____ EXERCISE INPUT

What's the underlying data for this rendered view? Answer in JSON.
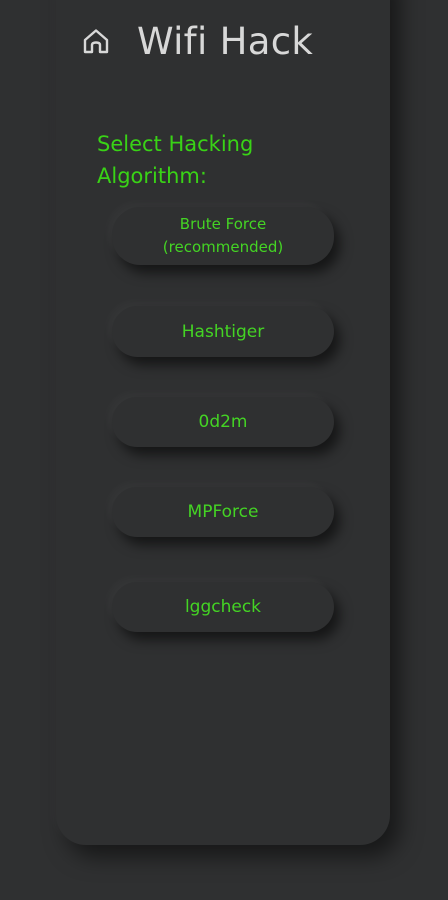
{
  "header": {
    "icon": "home-icon",
    "title": "Wifi Hack"
  },
  "prompt": "Select Hacking Algorithm:",
  "algorithms": [
    {
      "label": "Brute Force",
      "note": "(recommended)"
    },
    {
      "label": "Hashtiger"
    },
    {
      "label": "0d2m"
    },
    {
      "label": "MPForce"
    },
    {
      "label": "lggcheck"
    }
  ],
  "colors": {
    "background": "#2f3031",
    "accent": "#39d316",
    "title": "#d8d8d8"
  }
}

________

* **PROMPT**
Retype all the records shown above, character for character. Omit every picture.

* **ANSWER TO THIS PROBLEM**
What's the underlying data for this rendered view? Answer in JSON.
{
  "header": {
    "icon": "home-icon",
    "title": "Wifi Hack"
  },
  "prompt": "Select Hacking Algorithm:",
  "algorithms": [
    {
      "label": "Brute Force",
      "note": "(recommended)"
    },
    {
      "label": "Hashtiger"
    },
    {
      "label": "0d2m"
    },
    {
      "label": "MPForce"
    },
    {
      "label": "lggcheck"
    }
  ],
  "colors": {
    "background": "#2f3031",
    "accent": "#39d316",
    "title": "#d8d8d8"
  }
}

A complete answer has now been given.